* [GIVEN TASK] Give the count of lines that include the string "content". Add nothing to it.

* [RECORD SET]
--------------------------------

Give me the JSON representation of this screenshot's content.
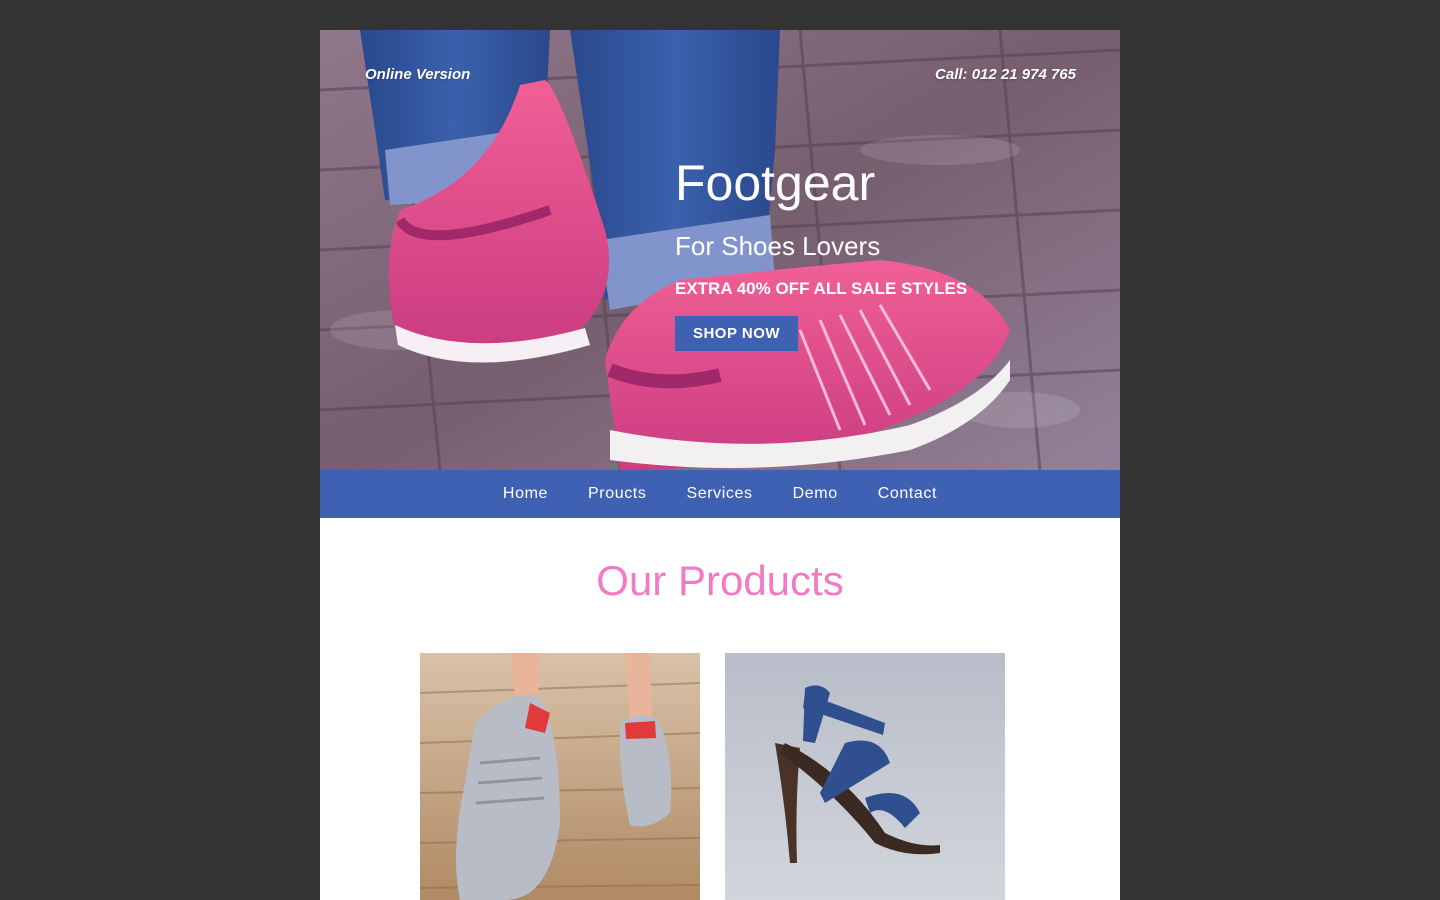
{
  "hero": {
    "online_version": "Online Version",
    "phone": "Call: 012 21 974 765",
    "title": "Footgear",
    "subtitle": "For Shoes Lovers",
    "promo": "EXTRA 40% OFF ALL SALE STYLES",
    "cta_label": "SHOP NOW",
    "image": "pink-sneakers-on-brick-photo"
  },
  "nav": {
    "items": [
      "Home",
      "Proucts",
      "Services",
      "Demo",
      "Contact"
    ]
  },
  "products": {
    "title": "Our Products",
    "items": [
      {
        "image": "grey-running-shoes-photo"
      },
      {
        "image": "blue-strappy-heel-sandal-photo"
      }
    ]
  },
  "colors": {
    "page_bg": "#333333",
    "accent_blue": "#3e61b3",
    "heading_pink": "#f27ac4"
  }
}
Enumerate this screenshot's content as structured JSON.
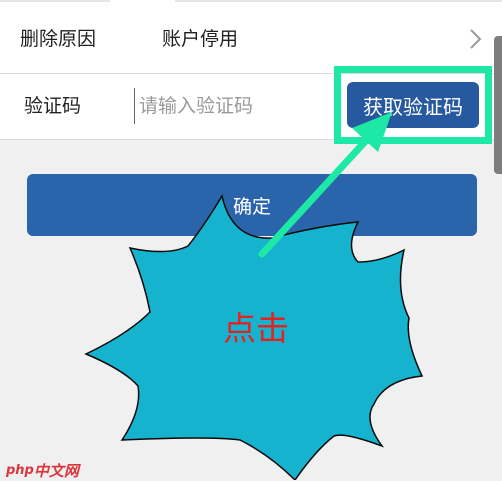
{
  "form": {
    "delete_reason_label": "删除原因",
    "delete_reason_value": "账户停用",
    "verification_label": "验证码",
    "verification_value": "",
    "verification_placeholder": "请输入验证码",
    "get_code_button": "获取验证码"
  },
  "confirm_button": "确定",
  "annotation": {
    "burst_text": "点击",
    "highlight_color": "#1ee8a6",
    "burst_fill": "#16b3cf",
    "burst_text_color": "#e32323"
  },
  "watermark": {
    "brand_left": "php",
    "brand_right": "中文网"
  },
  "colors": {
    "primary_button": "#2a64ab",
    "get_code_button": "#26599f"
  }
}
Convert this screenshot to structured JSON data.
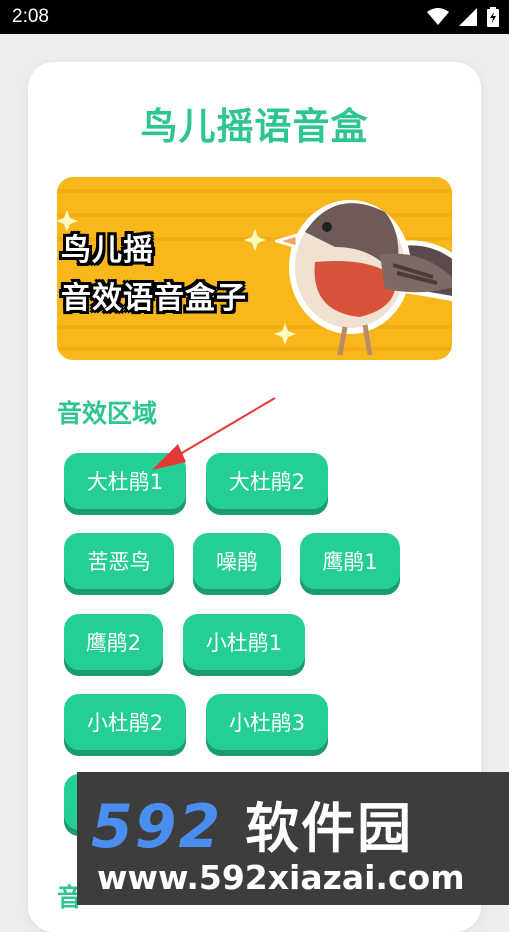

--------------------------------

* [RIGHT ANSWER] 2